§ Set exercise
Pictures do not belong in your copy. Repeat all the other data exactly.

Collected data entries:
-=-=-
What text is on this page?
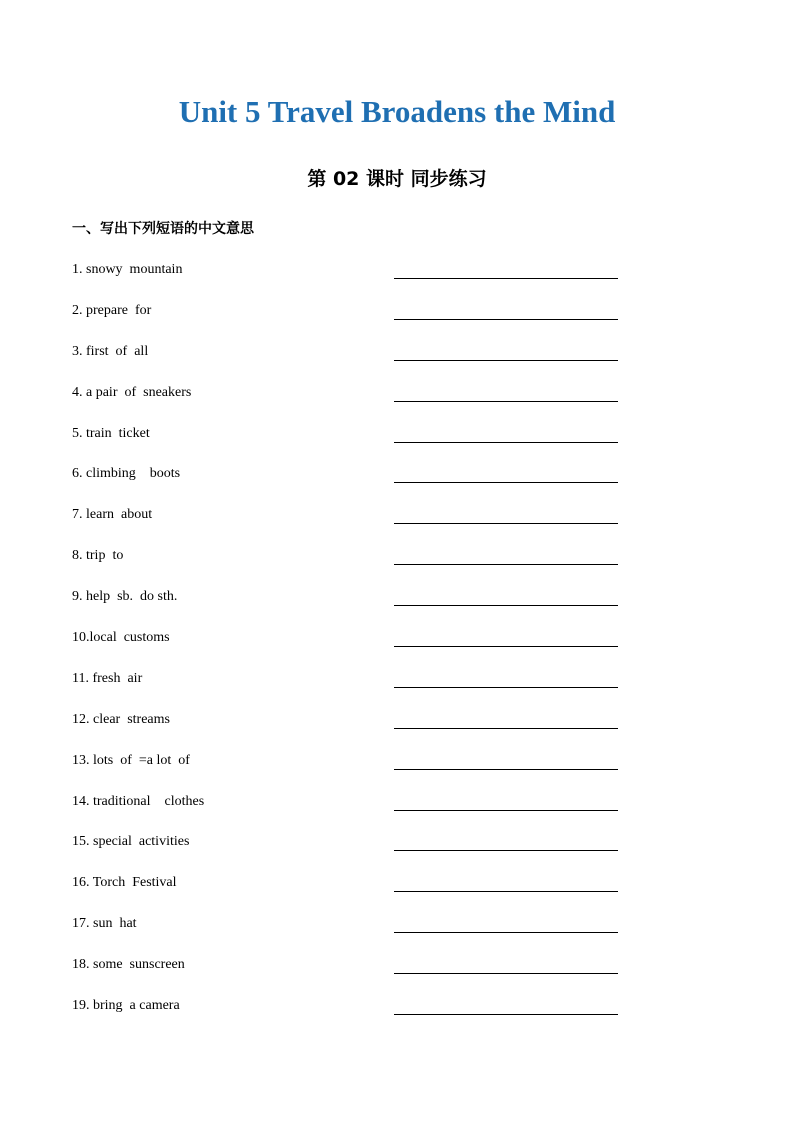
Unit 5 Travel Broadens the Mind
第 02 课时 同步练习
一、写出下列短语的中文意思
1. snowy  mountain
2. prepare  for
3. first  of  all
4. a pair  of  sneakers
5. train  ticket
6. climbing    boots
7. learn  about
8. trip  to
9. help  sb.  do sth.
10.local  customs
11. fresh  air
12. clear  streams
13. lots  of  =a lot  of
14. traditional    clothes
15. special  activities
16. Torch  Festival
17. sun  hat
18. some  sunscreen
19. bring  a camera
-=-=-
§ Answer to the task
What text is on this page?
Unit 5 Travel Broadens the Mind
第 02 课时 同步练习
一、写出下列短语的中文意思
1. snowy  mountain
2. prepare  for
3. first  of  all
4. a pair  of  sneakers
5. train  ticket
6. climbing    boots
7. learn  about
8. trip  to
9. help  sb.  do sth.
10.local  customs
11. fresh  air
12. clear  streams
13. lots  of  =a lot  of
14. traditional    clothes
15. special  activities
16. Torch  Festival
17. sun  hat
18. some  sunscreen
19. bring  a camera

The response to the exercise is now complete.